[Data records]
───

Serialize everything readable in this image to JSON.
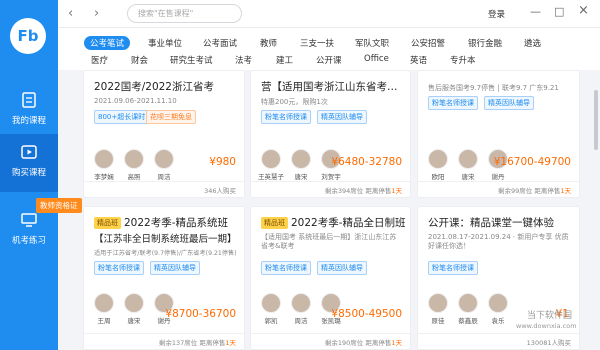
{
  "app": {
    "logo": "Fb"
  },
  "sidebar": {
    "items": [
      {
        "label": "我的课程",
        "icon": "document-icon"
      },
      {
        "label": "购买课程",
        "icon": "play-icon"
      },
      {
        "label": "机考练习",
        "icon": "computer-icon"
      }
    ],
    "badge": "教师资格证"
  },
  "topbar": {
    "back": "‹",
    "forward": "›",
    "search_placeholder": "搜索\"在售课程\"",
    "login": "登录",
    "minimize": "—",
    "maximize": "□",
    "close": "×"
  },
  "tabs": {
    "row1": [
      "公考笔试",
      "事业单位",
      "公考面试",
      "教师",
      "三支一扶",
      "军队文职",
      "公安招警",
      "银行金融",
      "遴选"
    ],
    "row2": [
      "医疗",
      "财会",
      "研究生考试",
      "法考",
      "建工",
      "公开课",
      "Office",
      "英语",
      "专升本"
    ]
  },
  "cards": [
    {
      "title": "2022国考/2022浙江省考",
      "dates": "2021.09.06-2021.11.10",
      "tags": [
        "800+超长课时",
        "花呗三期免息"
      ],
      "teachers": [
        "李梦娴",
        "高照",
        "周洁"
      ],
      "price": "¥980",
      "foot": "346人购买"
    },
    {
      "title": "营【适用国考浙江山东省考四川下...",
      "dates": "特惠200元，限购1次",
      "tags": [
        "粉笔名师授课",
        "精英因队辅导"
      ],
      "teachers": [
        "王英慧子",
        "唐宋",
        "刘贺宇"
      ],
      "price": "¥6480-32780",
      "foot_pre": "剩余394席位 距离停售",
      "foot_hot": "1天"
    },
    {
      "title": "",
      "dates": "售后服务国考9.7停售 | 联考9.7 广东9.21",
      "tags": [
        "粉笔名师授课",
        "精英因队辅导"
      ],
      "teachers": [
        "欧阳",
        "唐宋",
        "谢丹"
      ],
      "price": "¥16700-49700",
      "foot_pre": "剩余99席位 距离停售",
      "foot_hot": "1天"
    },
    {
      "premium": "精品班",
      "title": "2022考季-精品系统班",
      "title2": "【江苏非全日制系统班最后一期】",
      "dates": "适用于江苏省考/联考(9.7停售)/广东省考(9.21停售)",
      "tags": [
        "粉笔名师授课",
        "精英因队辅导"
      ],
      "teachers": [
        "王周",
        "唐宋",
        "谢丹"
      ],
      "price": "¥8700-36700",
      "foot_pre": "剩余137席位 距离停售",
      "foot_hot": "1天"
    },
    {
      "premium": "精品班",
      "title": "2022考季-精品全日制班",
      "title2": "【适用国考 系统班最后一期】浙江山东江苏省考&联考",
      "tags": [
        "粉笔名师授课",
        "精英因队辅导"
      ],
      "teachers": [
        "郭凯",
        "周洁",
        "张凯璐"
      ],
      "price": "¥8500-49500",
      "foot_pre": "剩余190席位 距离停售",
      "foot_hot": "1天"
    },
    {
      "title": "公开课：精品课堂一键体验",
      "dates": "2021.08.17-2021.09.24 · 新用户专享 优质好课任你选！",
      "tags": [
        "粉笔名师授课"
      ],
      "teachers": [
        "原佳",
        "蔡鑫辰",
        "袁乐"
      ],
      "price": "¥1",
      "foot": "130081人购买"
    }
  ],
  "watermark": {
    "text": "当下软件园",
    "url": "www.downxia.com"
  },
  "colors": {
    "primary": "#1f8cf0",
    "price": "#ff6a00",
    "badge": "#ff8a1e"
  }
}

───

- _THE TASK_
Check each line above for the word "距离停售" and give the number of lines that have it, nothing else.

- _SOLUTION TO THIS TASK_
4